Given information
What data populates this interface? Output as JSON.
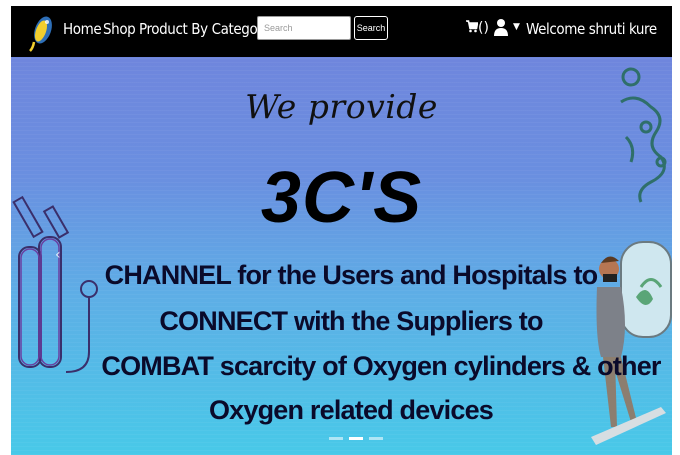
{
  "navbar": {
    "links": [
      "Home",
      "Shop",
      "Product By Category"
    ],
    "search_placeholder": "Search",
    "search_button": "Search",
    "cart_count": "()",
    "welcome": "Welcome shruti kure"
  },
  "hero": {
    "tagline": "We provide",
    "headline": "3C'S",
    "lines": [
      "CHANNEL for the Users and Hospitals to",
      "CONNECT with the Suppliers to",
      "COMBAT scarcity of Oxygen cylinders & other",
      "Oxygen related devices"
    ],
    "active_slide": 2,
    "slide_count": 3
  },
  "colors": {
    "navbar_bg": "#000000",
    "hero_top": "#6f86dd",
    "hero_bottom": "#48c9e8"
  }
}
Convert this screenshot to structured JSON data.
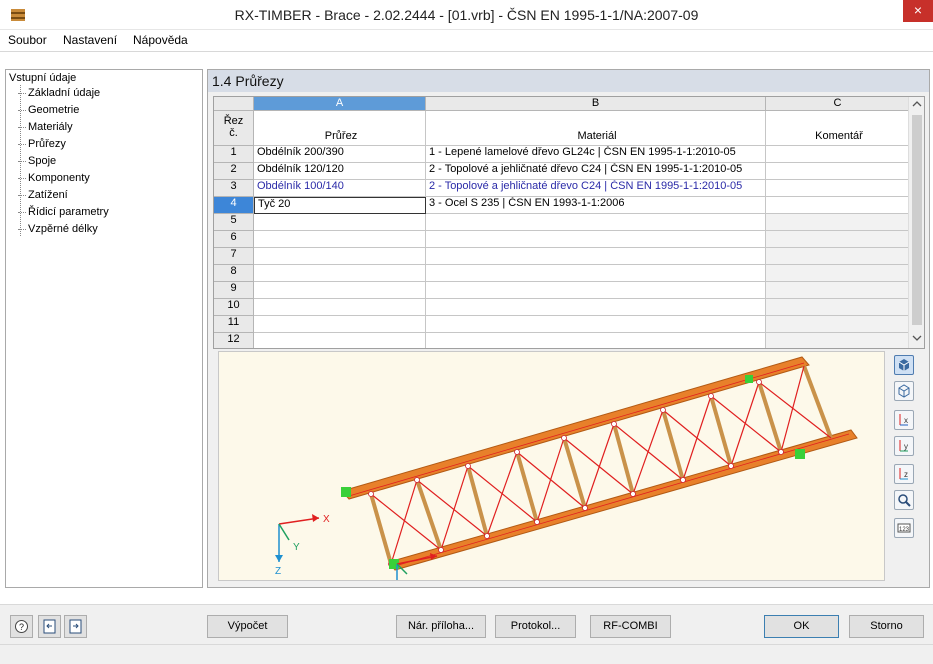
{
  "window": {
    "title": "RX-TIMBER - Brace - 2.02.2444 - [01.vrb] - ČSN EN 1995-1-1/NA:2007-09",
    "close": "×"
  },
  "menu": [
    "Soubor",
    "Nastavení",
    "Nápověda"
  ],
  "nav": {
    "root": "Vstupní údaje",
    "items": [
      "Základní údaje",
      "Geometrie",
      "Materiály",
      "Průřezy",
      "Spoje",
      "Komponenty",
      "Zatížení",
      "Řídicí parametry",
      "Vzpěrné délky"
    ]
  },
  "section_title": "1.4 Průřezy",
  "table": {
    "col_letters": [
      "A",
      "B",
      "C"
    ],
    "rowhdr": "Řez\nč.",
    "col_names": [
      "Průřez",
      "Materiál",
      "Komentář"
    ],
    "rows": [
      {
        "num": "1",
        "section": "Obdélník 200/390",
        "material": "1 - Lepené lamelové dřevo GL24c | ČSN EN 1995-1-1:2010-05",
        "comment": ""
      },
      {
        "num": "2",
        "section": "Obdélník 120/120",
        "material": "2 - Topolové a jehličnaté dřevo C24 | ČSN EN 1995-1-1:2010-05",
        "comment": ""
      },
      {
        "num": "3",
        "section": "Obdélník 100/140",
        "material": "2 - Topolové a jehličnaté dřevo C24 | ČSN EN 1995-1-1:2010-05",
        "comment": ""
      },
      {
        "num": "4",
        "section": "Tyč 20",
        "material": "3 - Ocel S 235 | ČSN EN 1993-1-1:2006",
        "comment": ""
      },
      {
        "num": "5",
        "section": "",
        "material": "",
        "comment": ""
      },
      {
        "num": "6",
        "section": "",
        "material": "",
        "comment": ""
      },
      {
        "num": "7",
        "section": "",
        "material": "",
        "comment": ""
      },
      {
        "num": "8",
        "section": "",
        "material": "",
        "comment": ""
      },
      {
        "num": "9",
        "section": "",
        "material": "",
        "comment": ""
      },
      {
        "num": "10",
        "section": "",
        "material": "",
        "comment": ""
      },
      {
        "num": "11",
        "section": "",
        "material": "",
        "comment": ""
      },
      {
        "num": "12",
        "section": "",
        "material": "",
        "comment": ""
      }
    ]
  },
  "view": {
    "axis_x": "X",
    "axis_y": "Y",
    "axis_z": "Z"
  },
  "toolbar_icons": [
    "view-3d-icon",
    "view-box-icon",
    "view-x-icon",
    "view-y-icon",
    "view-z-icon",
    "reset-view-icon",
    "numbering-icon"
  ],
  "buttons": {
    "calc": "Výpočet",
    "annex": "Nár. příloha...",
    "protocol": "Protokol...",
    "rfcombi": "RF-COMBI",
    "ok": "OK",
    "cancel": "Storno"
  },
  "colors": {
    "beam": "#e8802a",
    "brace": "#e02020",
    "support": "#39d039",
    "selection": "#3d86d8"
  }
}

Problem requirements
Images must not appear in the copy; reproduce everything else in the records verbatim.

Response to this exercise
What data populates this interface? Output as JSON.
{
  "navbar": {
    "links": [
      "Home",
      "Shop",
      "Product By Category"
    ],
    "search_placeholder": "Search",
    "search_button": "Search",
    "cart_count": "()",
    "welcome": "Welcome shruti kure"
  },
  "hero": {
    "tagline": "We provide",
    "headline": "3C'S",
    "lines": [
      "CHANNEL for the Users and Hospitals to",
      "CONNECT with the Suppliers to",
      "COMBAT scarcity of Oxygen cylinders & other",
      "Oxygen related devices"
    ],
    "active_slide": 2,
    "slide_count": 3
  },
  "colors": {
    "navbar_bg": "#000000",
    "hero_top": "#6f86dd",
    "hero_bottom": "#48c9e8"
  }
}
Convert this screenshot to structured JSON data.
{
  "window": {
    "title": "RX-TIMBER - Brace - 2.02.2444 - [01.vrb] - ČSN EN 1995-1-1/NA:2007-09",
    "close": "×"
  },
  "menu": [
    "Soubor",
    "Nastavení",
    "Nápověda"
  ],
  "nav": {
    "root": "Vstupní údaje",
    "items": [
      "Základní údaje",
      "Geometrie",
      "Materiály",
      "Průřezy",
      "Spoje",
      "Komponenty",
      "Zatížení",
      "Řídicí parametry",
      "Vzpěrné délky"
    ]
  },
  "section_title": "1.4 Průřezy",
  "table": {
    "col_letters": [
      "A",
      "B",
      "C"
    ],
    "rowhdr": "Řez\nč.",
    "col_names": [
      "Průřez",
      "Materiál",
      "Komentář"
    ],
    "rows": [
      {
        "num": "1",
        "section": "Obdélník 200/390",
        "material": "1 - Lepené lamelové dřevo GL24c | ČSN EN 1995-1-1:2010-05",
        "comment": ""
      },
      {
        "num": "2",
        "section": "Obdélník 120/120",
        "material": "2 - Topolové a jehličnaté dřevo C24 | ČSN EN 1995-1-1:2010-05",
        "comment": ""
      },
      {
        "num": "3",
        "section": "Obdélník 100/140",
        "material": "2 - Topolové a jehličnaté dřevo C24 | ČSN EN 1995-1-1:2010-05",
        "comment": ""
      },
      {
        "num": "4",
        "section": "Tyč 20",
        "material": "3 - Ocel S 235 | ČSN EN 1993-1-1:2006",
        "comment": ""
      },
      {
        "num": "5",
        "section": "",
        "material": "",
        "comment": ""
      },
      {
        "num": "6",
        "section": "",
        "material": "",
        "comment": ""
      },
      {
        "num": "7",
        "section": "",
        "material": "",
        "comment": ""
      },
      {
        "num": "8",
        "section": "",
        "material": "",
        "comment": ""
      },
      {
        "num": "9",
        "section": "",
        "material": "",
        "comment": ""
      },
      {
        "num": "10",
        "section": "",
        "material": "",
        "comment": ""
      },
      {
        "num": "11",
        "section": "",
        "material": "",
        "comment": ""
      },
      {
        "num": "12",
        "section": "",
        "material": "",
        "comment": ""
      }
    ]
  },
  "view": {
    "axis_x": "X",
    "axis_y": "Y",
    "axis_z": "Z"
  },
  "toolbar_icons": [
    "view-3d-icon",
    "view-box-icon",
    "view-x-icon",
    "view-y-icon",
    "view-z-icon",
    "reset-view-icon",
    "numbering-icon"
  ],
  "buttons": {
    "calc": "Výpočet",
    "annex": "Nár. příloha...",
    "protocol": "Protokol...",
    "rfcombi": "RF-COMBI",
    "ok": "OK",
    "cancel": "Storno"
  },
  "colors": {
    "beam": "#e8802a",
    "brace": "#e02020",
    "support": "#39d039",
    "selection": "#3d86d8"
  }
}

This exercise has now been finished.